======== Records supplied
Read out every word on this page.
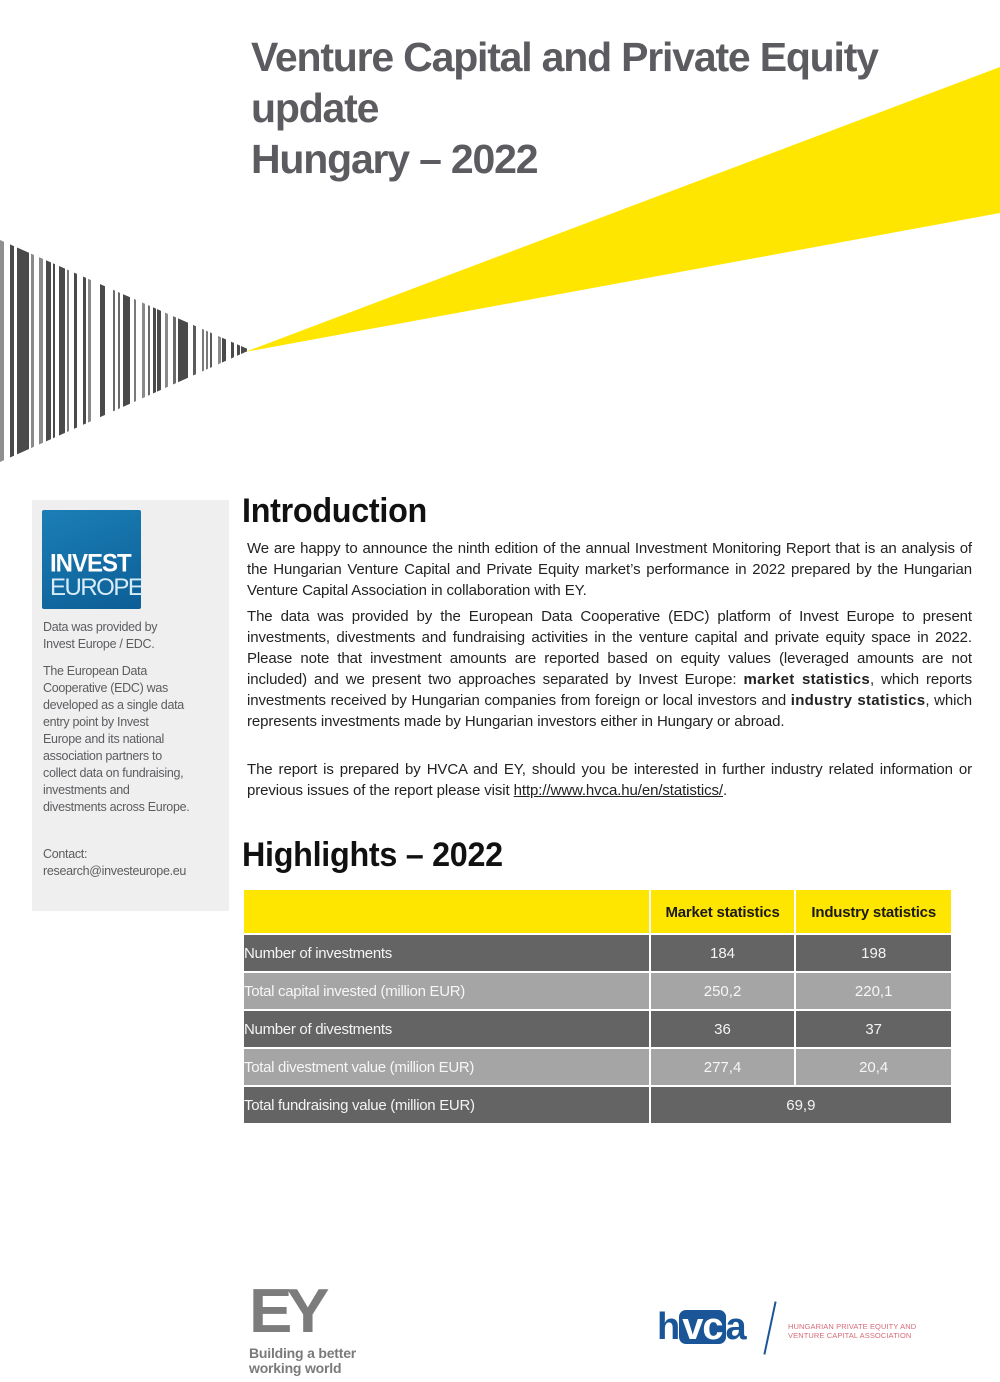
Venture Capital and Private Equity
update
Hungary – 2022
INVEST
EUROPE
Data was provided by
Invest Europe / EDC.
The European Data
Cooperative (EDC) was
developed as a single data
entry point by Invest
Europe and its national
association partners to
collect data on fundraising,
investments and
divestments across Europe.
Contact:
research@investeurope.eu
Introduction

We are happy to announce the ninth edition of the annual Investment Monitoring Report that is an analysis of the Hungarian Venture Capital and Private Equity market’s performance in 2022 prepared by the Hungarian Venture Capital Association in collaboration with EY.

The data was provided by the European Data Cooperative (EDC) platform of Invest Europe to present investments, divestments and fundraising activities in the venture capital and private equity space in 2022. Please note that investment amounts are reported based on equity values (leveraged amounts are not included) and we present two approaches separated by Invest Europe: market statistics, which reports investments received by Hungarian companies from foreign or local investors and industry statistics, which represents investments made by Hungarian investors either in Hungary or abroad.

The report is prepared by HVCA and EY, should you be interested in further industry related information or previous issues of the report please visit http://www.hvca.hu/en/statistics/.

Highlights – 2022
	Market statistics	Industry statistics
Number of investments	184	198
Total capital invested (million EUR)	250,2	220,1
Number of divestments	36	37
Total divestment value (million EUR)	277,4	20,4
Total fundraising value (million EUR)	69,9	
EY
Building a better
working world
hvca	HUNGARIAN PRIVATE EQUITY AND
VENTURE CAPITAL ASSOCIATION
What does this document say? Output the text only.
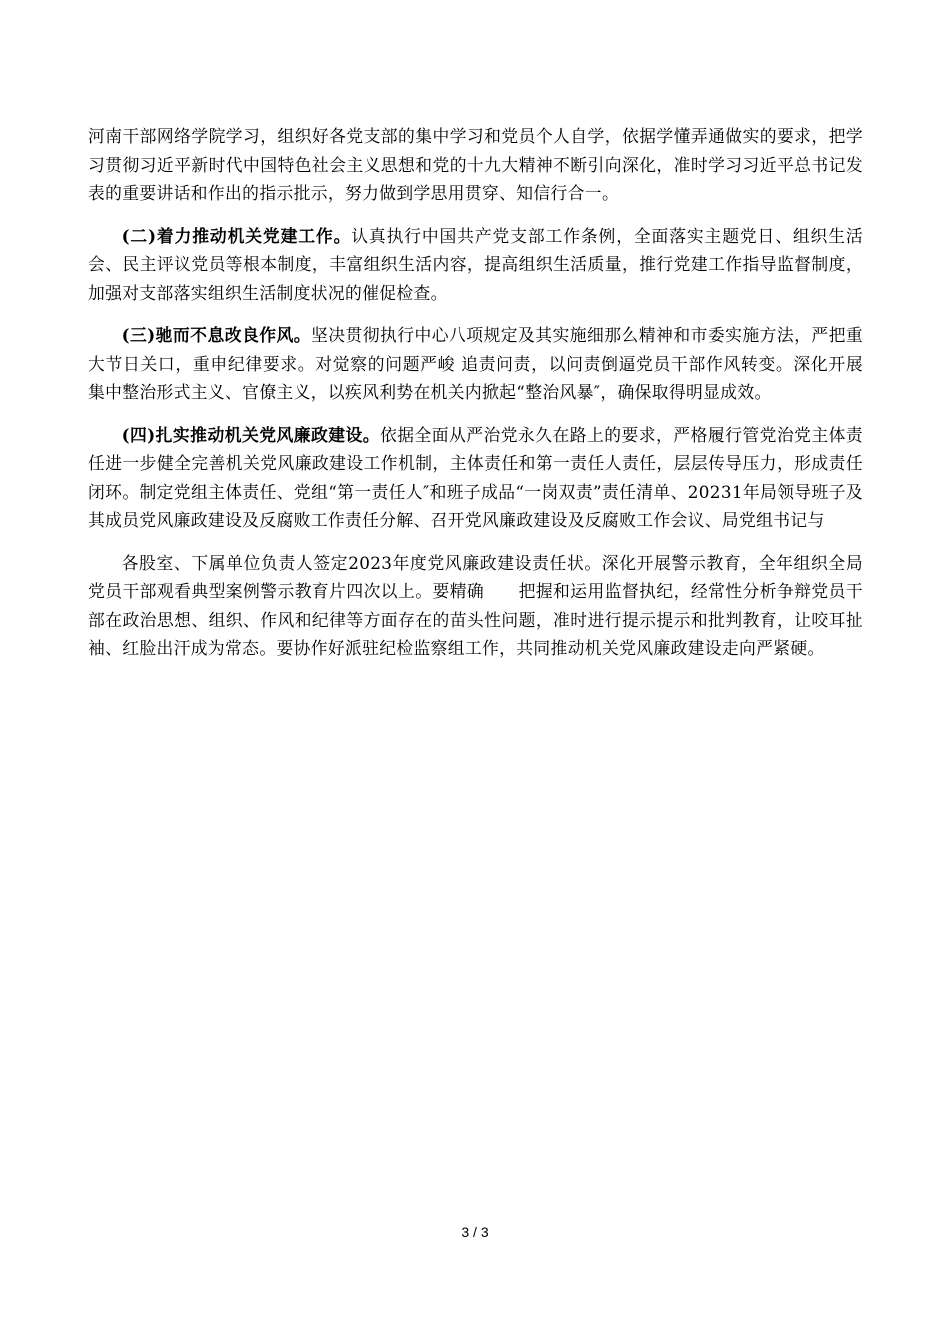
河南干部网络学院学习，组织好各党支部的集中学习和党员个人自学，依据学懂弄通做实的要求，把学习贯彻习近平新时代中国特色社会主义思想和党的十九大精神不断引向深化，准时学习习近平总书记发表的重要讲话和作出的指示批示，努力做到学思用贯穿、知信行合一。

(二)着力推动机关党建工作。认真执行中国共产党支部工作条例，全面落实主题党日、组织生活会、民主评议党员等根本制度，丰富组织生活内容，提高组织生活质量，推行党建工作指导监督制度，加强对支部落实组织生活制度状况的催促检查。

(三)驰而不息改良作风。坚决贯彻执行中心八项规定及其实施细那么精神和市委实施方法，严把重大节日关口，重申纪律要求。对觉察的问题严峻 追责问责，以问责倒逼党员干部作风转变。深化开展集中整治形式主义、官僚主义，以疾风利势在机关内掀起“整治风暴″，确保取得明显成效。

(四)扎实推动机关党风廉政建设。依据全面从严治党永久在路上的要求，严格履行管党治党主体责任进一步健全完善机关党风廉政建设工作机制，主体责任和第一责任人责任，层层传导压力，形成责任闭环。制定党组主体责任、党组“第一责任人″和班子成品“一岗双责”责任清单、20231年局领导班子及其成员党风廉政建设及反腐败工作责任分解、召开党风廉政建设及反腐败工作会议、局党组书记与

各股室、下属单位负责人签定2023年度党风廉政建设责任状。深化开展警示教育，全年组织全局党员干部观看典型案例警示教育片四次以上。要精确　　把握和运用监督执纪，经常性分析争辩党员干部在政治思想、组织、作风和纪律等方面存在的苗头性问题，准时进行提示提示和批判教育，让咬耳扯袖、红脸出汗成为常态。要协作好派驻纪检监察组工作，共同推动机关党风廉政建设走向严紧硬。

3 / 3
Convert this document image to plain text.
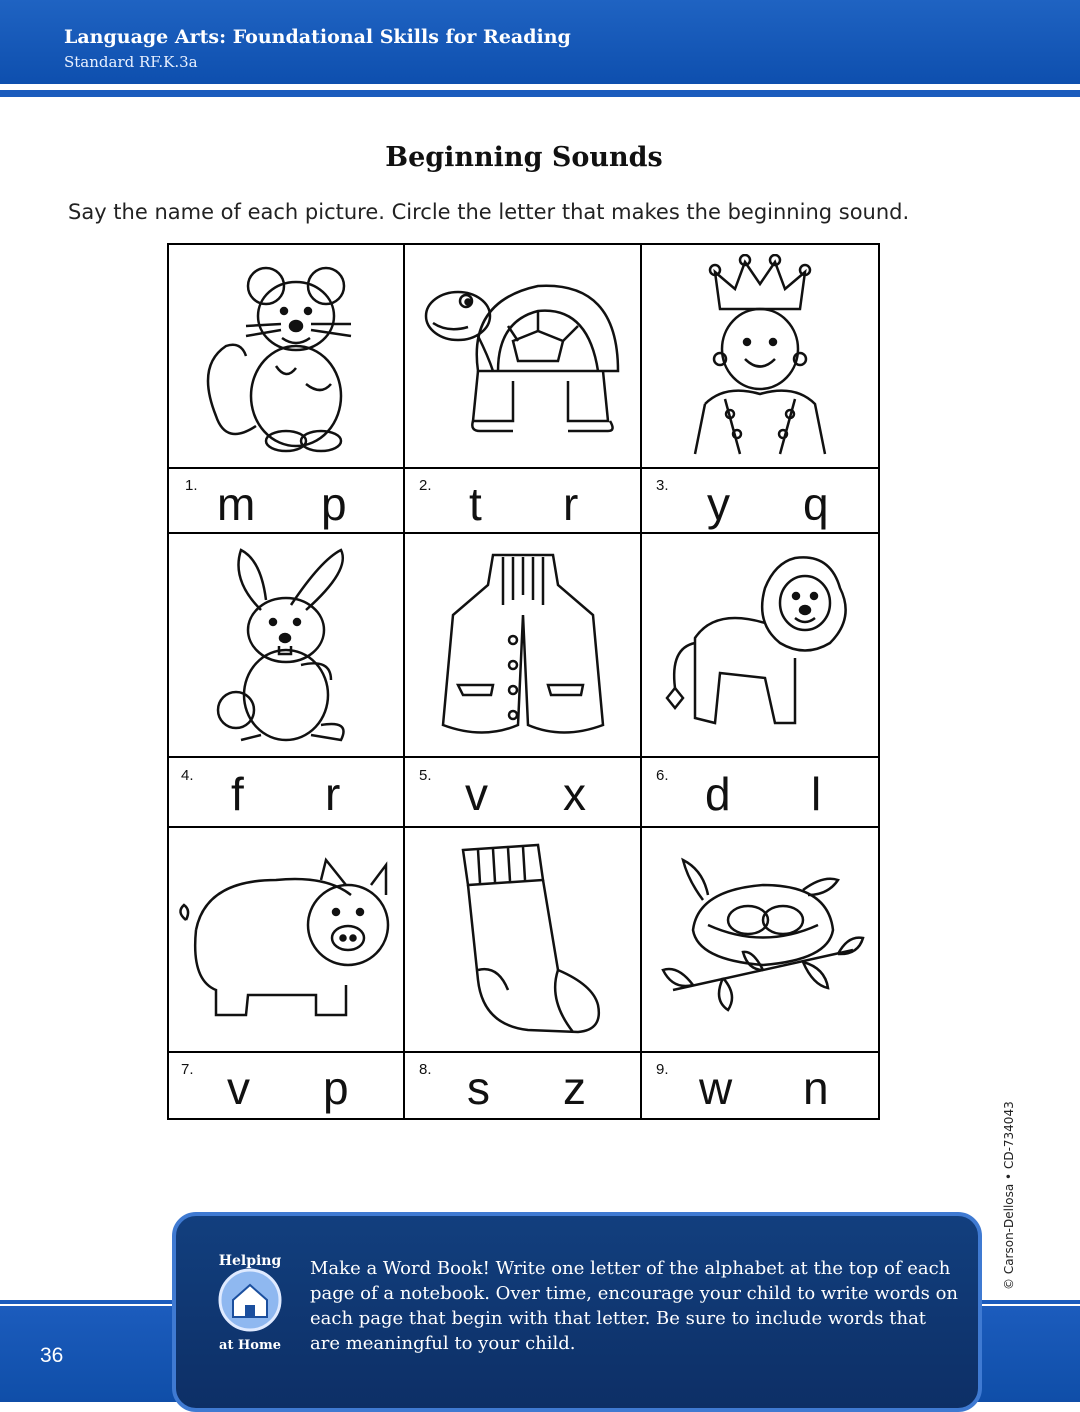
Language Arts: Foundational Skills for Reading
Standard RF.K.3a
Beginning Sounds
Say the name of each picture. Circle the letter that makes the beginning sound.
1. m p	2. t r	3. y q
4. f r	5. v x	6. d l
7. v p	8. s z	9. w n
© Carson-Dellosa • CD-734043
36
Helping
at Home
Make a Word Book! Write one letter of the alphabet at the top of each page of a notebook. Over time, encourage your child to write words on each page that begin with that letter. Be sure to include words that are meaningful to your child.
================
[Exercise]: Nothing but the lines from the one holding "What does this" through the last line of the entries should be written out, exactly and inclusively, minus the pictures.

[Written response]:
What does this document say? Output the text only.
河南干部网络学院学习，组织好各党支部的集中学习和党员个人自学，依据学懂弄通做实的要求，把学习贯彻习近平新时代中国特色社会主义思想和党的十九大精神不断引向深化，准时学习习近平总书记发表的重要讲话和作出的指示批示，努力做到学思用贯穿、知信行合一。

(二)着力推动机关党建工作。认真执行中国共产党支部工作条例，全面落实主题党日、组织生活会、民主评议党员等根本制度，丰富组织生活内容，提高组织生活质量，推行党建工作指导监督制度，加强对支部落实组织生活制度状况的催促检查。

(三)驰而不息改良作风。坚决贯彻执行中心八项规定及其实施细那么精神和市委实施方法，严把重大节日关口，重申纪律要求。对觉察的问题严峻 追责问责，以问责倒逼党员干部作风转变。深化开展集中整治形式主义、官僚主义，以疾风利势在机关内掀起“整治风暴″，确保取得明显成效。

(四)扎实推动机关党风廉政建设。依据全面从严治党永久在路上的要求，严格履行管党治党主体责任进一步健全完善机关党风廉政建设工作机制，主体责任和第一责任人责任，层层传导压力，形成责任闭环。制定党组主体责任、党组“第一责任人″和班子成品“一岗双责”责任清单、20231年局领导班子及其成员党风廉政建设及反腐败工作责任分解、召开党风廉政建设及反腐败工作会议、局党组书记与

各股室、下属单位负责人签定2023年度党风廉政建设责任状。深化开展警示教育，全年组织全局党员干部观看典型案例警示教育片四次以上。要精确　　把握和运用监督执纪，经常性分析争辩党员干部在政治思想、组织、作风和纪律等方面存在的苗头性问题，准时进行提示提示和批判教育，让咬耳扯袖、红脸出汗成为常态。要协作好派驻纪检监察组工作，共同推动机关党风廉政建设走向严紧硬。

3 / 3
Convert this document image to plain text.
Language Arts: Foundational Skills for Reading
Standard RF.K.3a
Beginning Sounds
Say the name of each picture. Circle the letter that makes the beginning sound.
1. m p	2. t r	3. y q
4. f r	5. v x	6. d l
7. v p	8. s z	9. w n
© Carson-Dellosa • CD-734043
36
Helping
at Home
Make a Word Book! Write one letter of the alphabet at the top of each page of a notebook. Over time, encourage your child to write words on each page that begin with that letter. Be sure to include words that are meaningful to your child.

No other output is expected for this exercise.